» To be done: Where the string "gauge" occurs in the material below, report the whole line.

» Dataset rows:
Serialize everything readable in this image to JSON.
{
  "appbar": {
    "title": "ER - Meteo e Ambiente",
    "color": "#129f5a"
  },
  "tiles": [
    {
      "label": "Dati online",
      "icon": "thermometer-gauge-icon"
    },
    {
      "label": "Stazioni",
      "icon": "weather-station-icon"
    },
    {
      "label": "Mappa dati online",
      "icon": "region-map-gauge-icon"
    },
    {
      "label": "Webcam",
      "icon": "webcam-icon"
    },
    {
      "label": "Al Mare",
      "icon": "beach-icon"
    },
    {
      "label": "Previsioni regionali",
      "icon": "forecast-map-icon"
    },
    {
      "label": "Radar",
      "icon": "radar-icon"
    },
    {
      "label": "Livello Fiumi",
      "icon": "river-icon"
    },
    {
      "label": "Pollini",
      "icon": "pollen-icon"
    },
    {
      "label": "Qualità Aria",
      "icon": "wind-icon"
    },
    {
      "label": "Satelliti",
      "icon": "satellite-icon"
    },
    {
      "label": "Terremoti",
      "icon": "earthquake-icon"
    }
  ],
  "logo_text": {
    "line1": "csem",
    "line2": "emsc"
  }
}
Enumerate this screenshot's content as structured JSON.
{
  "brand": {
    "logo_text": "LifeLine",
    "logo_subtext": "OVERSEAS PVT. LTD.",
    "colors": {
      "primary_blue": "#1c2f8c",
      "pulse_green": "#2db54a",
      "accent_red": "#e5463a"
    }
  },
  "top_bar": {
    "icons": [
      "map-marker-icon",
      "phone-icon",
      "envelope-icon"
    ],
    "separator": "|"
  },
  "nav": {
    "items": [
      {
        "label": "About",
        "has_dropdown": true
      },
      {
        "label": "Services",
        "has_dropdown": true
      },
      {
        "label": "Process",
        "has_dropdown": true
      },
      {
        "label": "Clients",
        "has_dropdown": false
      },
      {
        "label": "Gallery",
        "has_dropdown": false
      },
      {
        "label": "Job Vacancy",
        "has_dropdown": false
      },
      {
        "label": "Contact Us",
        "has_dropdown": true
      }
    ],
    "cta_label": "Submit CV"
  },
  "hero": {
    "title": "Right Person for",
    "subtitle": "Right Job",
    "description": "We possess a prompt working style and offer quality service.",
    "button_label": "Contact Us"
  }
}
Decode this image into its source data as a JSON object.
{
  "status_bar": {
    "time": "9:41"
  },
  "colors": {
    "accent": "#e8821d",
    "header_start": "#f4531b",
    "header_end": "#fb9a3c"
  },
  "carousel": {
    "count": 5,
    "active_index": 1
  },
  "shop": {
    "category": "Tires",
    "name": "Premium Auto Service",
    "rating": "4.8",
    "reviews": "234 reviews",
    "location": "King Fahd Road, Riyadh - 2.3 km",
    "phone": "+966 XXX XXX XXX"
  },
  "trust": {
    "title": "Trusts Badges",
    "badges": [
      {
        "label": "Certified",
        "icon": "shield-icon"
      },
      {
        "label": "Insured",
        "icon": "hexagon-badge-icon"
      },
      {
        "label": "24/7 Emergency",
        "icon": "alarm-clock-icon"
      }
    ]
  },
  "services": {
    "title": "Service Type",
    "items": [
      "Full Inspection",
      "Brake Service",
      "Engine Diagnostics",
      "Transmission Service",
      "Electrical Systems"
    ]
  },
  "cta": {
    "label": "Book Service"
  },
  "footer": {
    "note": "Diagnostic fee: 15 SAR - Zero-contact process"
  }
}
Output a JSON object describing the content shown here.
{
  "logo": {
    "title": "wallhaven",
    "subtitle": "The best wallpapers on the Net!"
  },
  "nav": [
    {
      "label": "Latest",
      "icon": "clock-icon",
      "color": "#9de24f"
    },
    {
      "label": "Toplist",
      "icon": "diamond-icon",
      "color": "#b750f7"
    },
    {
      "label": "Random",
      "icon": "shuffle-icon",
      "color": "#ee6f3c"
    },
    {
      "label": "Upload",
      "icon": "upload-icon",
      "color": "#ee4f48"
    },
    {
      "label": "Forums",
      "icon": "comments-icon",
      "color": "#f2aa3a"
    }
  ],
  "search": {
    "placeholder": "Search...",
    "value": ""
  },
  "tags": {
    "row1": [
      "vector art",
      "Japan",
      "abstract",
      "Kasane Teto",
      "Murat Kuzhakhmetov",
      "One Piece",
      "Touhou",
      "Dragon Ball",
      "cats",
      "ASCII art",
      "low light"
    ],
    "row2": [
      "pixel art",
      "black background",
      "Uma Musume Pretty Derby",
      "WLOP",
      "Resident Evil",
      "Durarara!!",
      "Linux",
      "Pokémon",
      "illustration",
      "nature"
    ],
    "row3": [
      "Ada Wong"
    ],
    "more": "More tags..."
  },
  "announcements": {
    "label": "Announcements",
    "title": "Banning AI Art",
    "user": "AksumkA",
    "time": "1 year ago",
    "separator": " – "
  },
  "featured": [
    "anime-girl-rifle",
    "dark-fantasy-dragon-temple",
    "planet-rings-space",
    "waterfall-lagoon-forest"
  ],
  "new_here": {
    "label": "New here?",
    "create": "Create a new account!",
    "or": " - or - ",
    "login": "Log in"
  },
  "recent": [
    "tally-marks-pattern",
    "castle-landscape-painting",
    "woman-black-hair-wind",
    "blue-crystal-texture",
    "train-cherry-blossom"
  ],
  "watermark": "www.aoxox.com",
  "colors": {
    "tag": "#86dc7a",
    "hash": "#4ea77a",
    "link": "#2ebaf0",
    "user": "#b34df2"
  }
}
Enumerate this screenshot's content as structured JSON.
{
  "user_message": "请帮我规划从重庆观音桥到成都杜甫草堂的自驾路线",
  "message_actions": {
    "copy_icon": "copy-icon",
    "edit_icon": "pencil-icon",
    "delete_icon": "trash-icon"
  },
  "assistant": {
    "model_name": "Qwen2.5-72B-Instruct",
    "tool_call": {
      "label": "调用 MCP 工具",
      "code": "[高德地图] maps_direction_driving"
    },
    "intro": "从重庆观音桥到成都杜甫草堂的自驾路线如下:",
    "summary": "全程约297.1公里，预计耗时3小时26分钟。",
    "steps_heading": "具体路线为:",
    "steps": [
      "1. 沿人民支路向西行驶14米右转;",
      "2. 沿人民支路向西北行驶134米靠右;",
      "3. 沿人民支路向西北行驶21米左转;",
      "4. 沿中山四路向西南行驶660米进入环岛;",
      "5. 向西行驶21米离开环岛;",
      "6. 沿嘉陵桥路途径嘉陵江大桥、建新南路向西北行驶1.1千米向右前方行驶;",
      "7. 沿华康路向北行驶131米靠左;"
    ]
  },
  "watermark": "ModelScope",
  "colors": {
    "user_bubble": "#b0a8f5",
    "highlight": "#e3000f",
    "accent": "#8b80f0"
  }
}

» Solution for this problem:
      "icon": "thermometer-gauge-icon"
      "icon": "region-map-gauge-icon"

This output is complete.